Answer with nothing but a number: how many lines include the word "Tuintegels"?
[Start of Task data]
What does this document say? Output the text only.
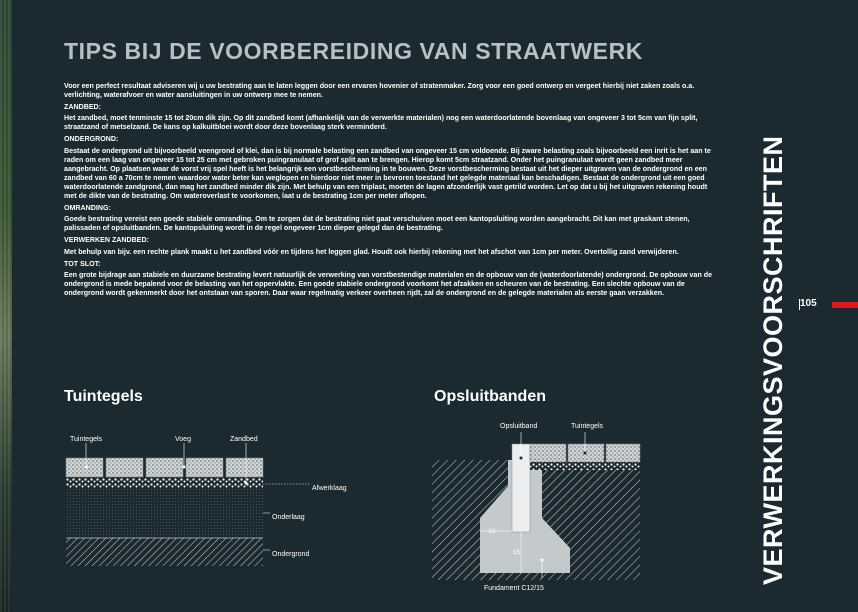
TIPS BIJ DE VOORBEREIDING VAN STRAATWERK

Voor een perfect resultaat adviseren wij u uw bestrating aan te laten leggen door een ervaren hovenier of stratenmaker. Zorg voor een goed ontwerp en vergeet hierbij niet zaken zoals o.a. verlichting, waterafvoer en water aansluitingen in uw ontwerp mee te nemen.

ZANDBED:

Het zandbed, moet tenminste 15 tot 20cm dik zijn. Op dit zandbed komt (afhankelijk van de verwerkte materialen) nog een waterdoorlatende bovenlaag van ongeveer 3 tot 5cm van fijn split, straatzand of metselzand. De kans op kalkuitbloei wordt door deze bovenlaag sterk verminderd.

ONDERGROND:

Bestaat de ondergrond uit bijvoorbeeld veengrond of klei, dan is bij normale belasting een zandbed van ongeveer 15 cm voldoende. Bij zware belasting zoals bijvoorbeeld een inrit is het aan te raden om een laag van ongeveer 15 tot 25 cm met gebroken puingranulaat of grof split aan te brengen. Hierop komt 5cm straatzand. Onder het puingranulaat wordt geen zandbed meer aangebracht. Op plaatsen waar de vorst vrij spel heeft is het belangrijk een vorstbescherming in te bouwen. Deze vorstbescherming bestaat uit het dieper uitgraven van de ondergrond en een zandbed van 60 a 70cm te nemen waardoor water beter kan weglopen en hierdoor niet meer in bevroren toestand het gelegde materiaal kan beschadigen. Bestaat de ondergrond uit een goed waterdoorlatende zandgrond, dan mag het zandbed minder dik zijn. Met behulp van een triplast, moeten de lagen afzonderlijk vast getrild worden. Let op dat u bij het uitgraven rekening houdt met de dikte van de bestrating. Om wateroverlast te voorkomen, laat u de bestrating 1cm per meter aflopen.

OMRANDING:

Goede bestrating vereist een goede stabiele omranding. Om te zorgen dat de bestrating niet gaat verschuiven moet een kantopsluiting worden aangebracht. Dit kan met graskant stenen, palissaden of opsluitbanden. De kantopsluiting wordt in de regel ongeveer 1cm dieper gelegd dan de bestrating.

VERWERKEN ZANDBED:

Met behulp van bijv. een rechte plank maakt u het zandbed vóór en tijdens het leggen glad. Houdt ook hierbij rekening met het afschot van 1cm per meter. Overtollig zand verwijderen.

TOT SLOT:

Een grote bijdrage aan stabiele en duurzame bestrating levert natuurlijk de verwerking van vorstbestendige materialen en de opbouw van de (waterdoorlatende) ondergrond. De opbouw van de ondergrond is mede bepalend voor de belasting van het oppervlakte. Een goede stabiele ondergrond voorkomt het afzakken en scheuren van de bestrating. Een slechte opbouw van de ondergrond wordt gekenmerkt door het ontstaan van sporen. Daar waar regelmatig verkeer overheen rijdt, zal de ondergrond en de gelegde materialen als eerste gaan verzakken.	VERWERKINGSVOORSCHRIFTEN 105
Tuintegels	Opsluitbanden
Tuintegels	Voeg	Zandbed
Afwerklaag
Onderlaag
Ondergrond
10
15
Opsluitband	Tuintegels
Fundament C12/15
[End of Task data]
Response to the task:
3